━━ Data under study ━━

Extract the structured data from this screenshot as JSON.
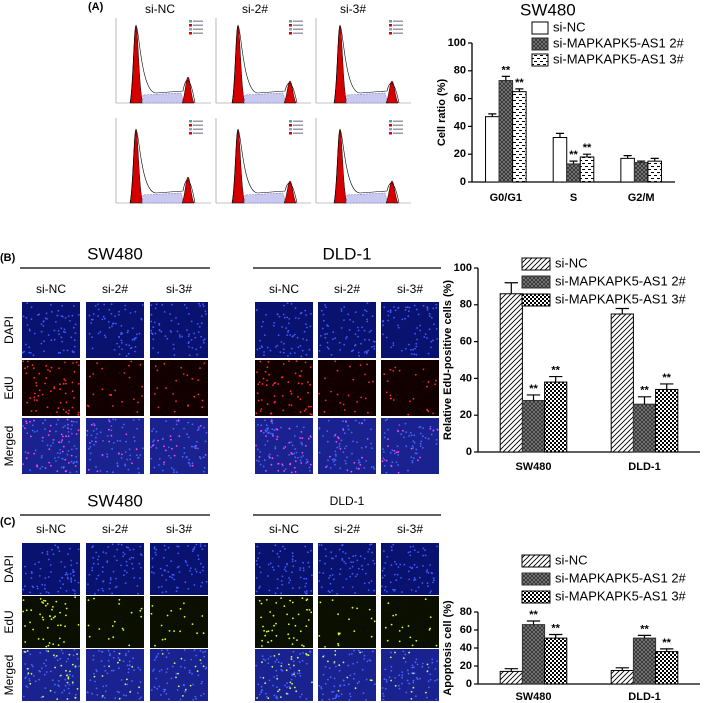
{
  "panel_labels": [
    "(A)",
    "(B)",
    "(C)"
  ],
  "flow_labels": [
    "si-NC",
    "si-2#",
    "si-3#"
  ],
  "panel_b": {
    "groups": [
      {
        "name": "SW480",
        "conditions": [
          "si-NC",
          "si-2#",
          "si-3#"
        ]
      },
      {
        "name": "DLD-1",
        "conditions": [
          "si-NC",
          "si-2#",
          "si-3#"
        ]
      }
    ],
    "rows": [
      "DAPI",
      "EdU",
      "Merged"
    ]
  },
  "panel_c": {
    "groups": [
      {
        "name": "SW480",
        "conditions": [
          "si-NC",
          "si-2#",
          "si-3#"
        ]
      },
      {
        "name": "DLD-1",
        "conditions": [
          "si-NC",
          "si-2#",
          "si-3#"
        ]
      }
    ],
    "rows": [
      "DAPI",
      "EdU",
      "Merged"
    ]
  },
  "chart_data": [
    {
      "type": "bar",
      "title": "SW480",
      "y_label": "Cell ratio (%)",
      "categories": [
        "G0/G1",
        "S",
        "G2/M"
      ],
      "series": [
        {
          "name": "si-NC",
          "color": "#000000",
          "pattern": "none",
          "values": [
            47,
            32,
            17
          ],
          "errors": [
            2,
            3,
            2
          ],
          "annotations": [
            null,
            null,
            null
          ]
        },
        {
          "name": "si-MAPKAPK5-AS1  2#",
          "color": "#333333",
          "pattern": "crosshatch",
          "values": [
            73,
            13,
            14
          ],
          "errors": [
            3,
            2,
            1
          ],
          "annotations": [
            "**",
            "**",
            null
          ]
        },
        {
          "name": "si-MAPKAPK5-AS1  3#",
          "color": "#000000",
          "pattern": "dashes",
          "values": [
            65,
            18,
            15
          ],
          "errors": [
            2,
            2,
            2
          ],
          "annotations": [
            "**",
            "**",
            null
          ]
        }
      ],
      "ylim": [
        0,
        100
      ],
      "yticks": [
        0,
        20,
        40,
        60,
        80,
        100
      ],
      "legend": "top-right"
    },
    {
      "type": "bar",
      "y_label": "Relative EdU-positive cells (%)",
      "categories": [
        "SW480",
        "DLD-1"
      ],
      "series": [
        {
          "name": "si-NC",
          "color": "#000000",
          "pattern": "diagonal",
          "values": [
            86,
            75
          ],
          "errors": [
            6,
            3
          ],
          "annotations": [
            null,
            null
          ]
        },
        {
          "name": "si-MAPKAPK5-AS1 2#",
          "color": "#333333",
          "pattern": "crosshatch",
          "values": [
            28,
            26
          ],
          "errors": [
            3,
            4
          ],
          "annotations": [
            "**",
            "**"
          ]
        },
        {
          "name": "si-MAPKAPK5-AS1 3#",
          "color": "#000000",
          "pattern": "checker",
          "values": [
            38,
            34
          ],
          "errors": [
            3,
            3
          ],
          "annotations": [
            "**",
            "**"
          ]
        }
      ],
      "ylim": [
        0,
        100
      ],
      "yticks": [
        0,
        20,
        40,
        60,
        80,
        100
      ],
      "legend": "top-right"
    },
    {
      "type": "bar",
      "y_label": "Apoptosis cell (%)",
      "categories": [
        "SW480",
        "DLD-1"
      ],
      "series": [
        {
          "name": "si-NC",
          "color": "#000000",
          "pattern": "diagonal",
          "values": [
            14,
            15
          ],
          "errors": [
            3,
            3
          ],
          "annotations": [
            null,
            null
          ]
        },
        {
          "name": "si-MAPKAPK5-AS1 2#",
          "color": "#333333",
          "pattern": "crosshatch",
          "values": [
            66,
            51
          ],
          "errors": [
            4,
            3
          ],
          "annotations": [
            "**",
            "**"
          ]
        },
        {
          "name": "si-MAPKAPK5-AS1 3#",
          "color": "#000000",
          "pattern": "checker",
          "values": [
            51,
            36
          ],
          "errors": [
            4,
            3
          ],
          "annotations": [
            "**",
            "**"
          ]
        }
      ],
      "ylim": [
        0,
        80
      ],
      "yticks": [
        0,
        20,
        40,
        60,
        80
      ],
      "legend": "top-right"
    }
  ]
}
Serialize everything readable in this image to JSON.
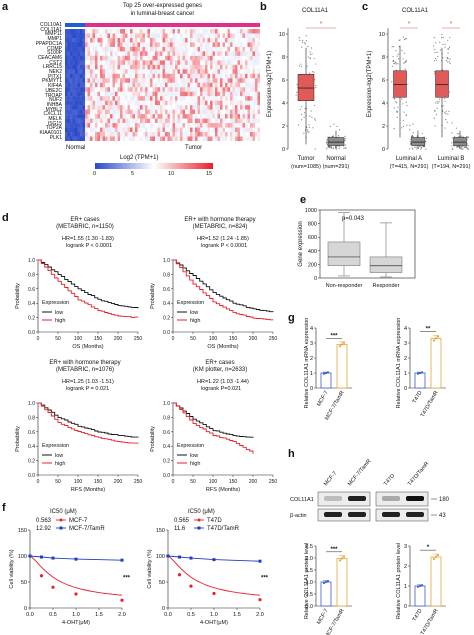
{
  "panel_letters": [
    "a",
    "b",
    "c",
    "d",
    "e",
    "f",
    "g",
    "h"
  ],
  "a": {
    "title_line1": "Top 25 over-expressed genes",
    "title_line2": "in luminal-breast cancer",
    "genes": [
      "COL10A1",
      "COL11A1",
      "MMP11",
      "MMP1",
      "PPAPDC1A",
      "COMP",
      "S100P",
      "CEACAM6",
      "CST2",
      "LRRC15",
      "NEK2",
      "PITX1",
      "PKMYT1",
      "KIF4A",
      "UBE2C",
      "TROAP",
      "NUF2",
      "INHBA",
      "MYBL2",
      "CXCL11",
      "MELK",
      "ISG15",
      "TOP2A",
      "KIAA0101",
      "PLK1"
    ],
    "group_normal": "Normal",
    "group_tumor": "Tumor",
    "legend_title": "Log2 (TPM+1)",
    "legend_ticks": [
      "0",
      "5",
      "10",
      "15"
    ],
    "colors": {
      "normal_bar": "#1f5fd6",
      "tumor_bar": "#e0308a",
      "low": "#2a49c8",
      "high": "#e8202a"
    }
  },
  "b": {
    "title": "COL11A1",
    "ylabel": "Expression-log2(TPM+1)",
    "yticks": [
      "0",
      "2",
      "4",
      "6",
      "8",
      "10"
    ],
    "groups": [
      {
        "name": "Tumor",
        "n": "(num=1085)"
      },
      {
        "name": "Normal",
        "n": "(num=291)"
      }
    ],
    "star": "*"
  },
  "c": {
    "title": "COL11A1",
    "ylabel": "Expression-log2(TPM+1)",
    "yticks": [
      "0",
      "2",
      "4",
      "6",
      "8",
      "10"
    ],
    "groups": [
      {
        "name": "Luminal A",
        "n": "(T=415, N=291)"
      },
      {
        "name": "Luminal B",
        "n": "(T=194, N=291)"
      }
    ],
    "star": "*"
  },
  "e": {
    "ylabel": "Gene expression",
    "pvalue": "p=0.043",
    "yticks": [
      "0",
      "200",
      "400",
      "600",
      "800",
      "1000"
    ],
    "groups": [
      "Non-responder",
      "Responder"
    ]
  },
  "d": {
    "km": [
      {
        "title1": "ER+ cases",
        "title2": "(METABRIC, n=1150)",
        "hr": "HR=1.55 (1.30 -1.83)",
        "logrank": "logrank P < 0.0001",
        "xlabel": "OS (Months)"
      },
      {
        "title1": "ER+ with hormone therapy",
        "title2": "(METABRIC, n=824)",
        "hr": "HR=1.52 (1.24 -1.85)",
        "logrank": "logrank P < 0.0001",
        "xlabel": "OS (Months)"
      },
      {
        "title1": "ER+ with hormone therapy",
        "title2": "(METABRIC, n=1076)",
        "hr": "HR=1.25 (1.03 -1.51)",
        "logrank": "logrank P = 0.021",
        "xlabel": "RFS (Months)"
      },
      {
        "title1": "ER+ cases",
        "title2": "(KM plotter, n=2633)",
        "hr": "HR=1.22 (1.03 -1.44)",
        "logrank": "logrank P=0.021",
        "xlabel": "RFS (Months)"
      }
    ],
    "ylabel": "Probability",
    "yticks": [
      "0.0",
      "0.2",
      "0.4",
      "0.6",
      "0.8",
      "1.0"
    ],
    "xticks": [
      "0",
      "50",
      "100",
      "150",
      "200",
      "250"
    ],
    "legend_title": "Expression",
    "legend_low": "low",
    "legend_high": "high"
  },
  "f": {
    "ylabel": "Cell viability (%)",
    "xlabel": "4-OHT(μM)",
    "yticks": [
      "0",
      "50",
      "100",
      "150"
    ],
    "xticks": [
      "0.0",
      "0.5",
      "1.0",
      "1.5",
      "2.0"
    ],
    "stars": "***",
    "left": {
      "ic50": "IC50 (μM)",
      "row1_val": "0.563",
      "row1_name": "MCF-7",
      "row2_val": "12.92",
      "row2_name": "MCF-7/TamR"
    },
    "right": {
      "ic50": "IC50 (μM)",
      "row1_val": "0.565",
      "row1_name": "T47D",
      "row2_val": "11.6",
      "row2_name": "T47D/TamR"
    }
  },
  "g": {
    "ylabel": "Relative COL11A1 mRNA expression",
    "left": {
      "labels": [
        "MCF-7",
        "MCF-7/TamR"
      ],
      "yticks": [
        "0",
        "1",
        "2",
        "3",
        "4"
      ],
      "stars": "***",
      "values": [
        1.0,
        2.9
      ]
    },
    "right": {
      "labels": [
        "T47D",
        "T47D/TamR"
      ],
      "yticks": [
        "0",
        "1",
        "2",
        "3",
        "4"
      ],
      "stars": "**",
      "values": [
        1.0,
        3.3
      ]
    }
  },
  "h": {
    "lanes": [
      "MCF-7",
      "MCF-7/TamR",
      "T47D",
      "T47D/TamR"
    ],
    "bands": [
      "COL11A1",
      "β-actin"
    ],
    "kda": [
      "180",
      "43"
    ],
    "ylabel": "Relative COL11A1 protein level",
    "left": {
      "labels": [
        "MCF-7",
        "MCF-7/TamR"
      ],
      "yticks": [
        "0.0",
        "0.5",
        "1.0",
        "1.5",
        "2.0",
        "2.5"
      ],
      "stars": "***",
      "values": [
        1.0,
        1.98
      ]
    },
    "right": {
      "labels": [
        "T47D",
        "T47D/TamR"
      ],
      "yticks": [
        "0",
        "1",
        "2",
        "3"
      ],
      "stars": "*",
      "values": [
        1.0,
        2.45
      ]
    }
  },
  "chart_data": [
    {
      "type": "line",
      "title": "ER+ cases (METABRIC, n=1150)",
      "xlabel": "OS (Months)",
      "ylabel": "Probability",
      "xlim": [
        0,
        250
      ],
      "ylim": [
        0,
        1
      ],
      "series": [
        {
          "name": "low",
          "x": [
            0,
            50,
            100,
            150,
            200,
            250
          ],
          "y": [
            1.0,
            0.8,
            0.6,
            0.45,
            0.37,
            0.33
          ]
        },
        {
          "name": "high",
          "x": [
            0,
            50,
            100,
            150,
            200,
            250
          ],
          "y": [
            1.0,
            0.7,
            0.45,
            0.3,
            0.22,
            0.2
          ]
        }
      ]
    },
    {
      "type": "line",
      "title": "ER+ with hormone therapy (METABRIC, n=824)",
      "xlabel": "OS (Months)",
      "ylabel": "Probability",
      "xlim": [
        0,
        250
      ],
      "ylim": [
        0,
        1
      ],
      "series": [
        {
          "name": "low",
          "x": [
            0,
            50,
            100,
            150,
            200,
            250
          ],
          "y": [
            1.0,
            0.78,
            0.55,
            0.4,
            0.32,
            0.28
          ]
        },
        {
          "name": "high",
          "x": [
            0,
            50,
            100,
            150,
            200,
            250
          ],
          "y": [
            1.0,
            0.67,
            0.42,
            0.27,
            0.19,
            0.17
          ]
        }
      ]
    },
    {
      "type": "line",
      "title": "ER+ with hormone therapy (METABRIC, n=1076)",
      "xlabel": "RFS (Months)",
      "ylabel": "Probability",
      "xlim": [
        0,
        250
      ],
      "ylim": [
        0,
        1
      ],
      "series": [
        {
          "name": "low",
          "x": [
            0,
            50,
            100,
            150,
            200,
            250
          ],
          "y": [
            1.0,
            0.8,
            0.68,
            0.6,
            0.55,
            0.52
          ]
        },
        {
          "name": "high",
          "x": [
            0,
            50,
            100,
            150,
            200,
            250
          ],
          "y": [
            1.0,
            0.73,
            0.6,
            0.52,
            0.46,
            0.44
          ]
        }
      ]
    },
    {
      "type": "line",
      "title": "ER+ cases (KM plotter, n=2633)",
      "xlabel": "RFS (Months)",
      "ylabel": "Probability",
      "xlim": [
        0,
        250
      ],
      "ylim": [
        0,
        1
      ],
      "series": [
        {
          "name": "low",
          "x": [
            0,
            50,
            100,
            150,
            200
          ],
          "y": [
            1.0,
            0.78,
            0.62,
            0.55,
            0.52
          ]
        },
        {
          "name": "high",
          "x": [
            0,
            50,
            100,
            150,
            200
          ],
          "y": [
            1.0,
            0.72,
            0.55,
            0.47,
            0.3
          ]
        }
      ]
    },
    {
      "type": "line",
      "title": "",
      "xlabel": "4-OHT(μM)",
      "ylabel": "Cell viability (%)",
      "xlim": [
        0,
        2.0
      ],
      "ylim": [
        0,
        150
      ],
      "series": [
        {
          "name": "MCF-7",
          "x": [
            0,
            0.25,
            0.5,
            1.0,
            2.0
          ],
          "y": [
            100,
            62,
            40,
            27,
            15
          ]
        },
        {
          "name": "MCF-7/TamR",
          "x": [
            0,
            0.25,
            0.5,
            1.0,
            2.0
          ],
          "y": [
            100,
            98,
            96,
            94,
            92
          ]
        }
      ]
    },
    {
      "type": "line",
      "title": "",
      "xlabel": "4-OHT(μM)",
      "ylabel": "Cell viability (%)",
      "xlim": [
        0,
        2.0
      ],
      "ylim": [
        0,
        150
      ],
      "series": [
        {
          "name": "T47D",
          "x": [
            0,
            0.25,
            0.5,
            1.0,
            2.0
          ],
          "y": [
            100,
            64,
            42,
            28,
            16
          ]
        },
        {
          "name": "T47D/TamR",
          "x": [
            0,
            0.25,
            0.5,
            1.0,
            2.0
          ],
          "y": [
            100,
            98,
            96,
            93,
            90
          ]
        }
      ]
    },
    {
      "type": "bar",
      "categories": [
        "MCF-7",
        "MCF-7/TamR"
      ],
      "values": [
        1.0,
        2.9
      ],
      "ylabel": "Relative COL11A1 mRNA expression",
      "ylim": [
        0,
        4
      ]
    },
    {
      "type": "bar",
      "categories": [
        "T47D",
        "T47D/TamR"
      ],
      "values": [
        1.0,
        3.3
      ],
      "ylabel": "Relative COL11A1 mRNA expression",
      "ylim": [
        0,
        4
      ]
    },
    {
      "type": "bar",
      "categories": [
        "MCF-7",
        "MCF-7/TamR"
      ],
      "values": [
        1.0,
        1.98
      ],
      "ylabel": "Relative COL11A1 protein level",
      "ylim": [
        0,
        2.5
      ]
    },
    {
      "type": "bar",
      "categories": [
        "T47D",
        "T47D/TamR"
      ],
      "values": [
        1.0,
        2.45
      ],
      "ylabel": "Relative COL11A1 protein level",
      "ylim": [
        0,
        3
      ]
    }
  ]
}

━━━

#### Description of the task
Number of lines above containing the word "Relative": state it and add nothing else.

#### Solution for this problem
7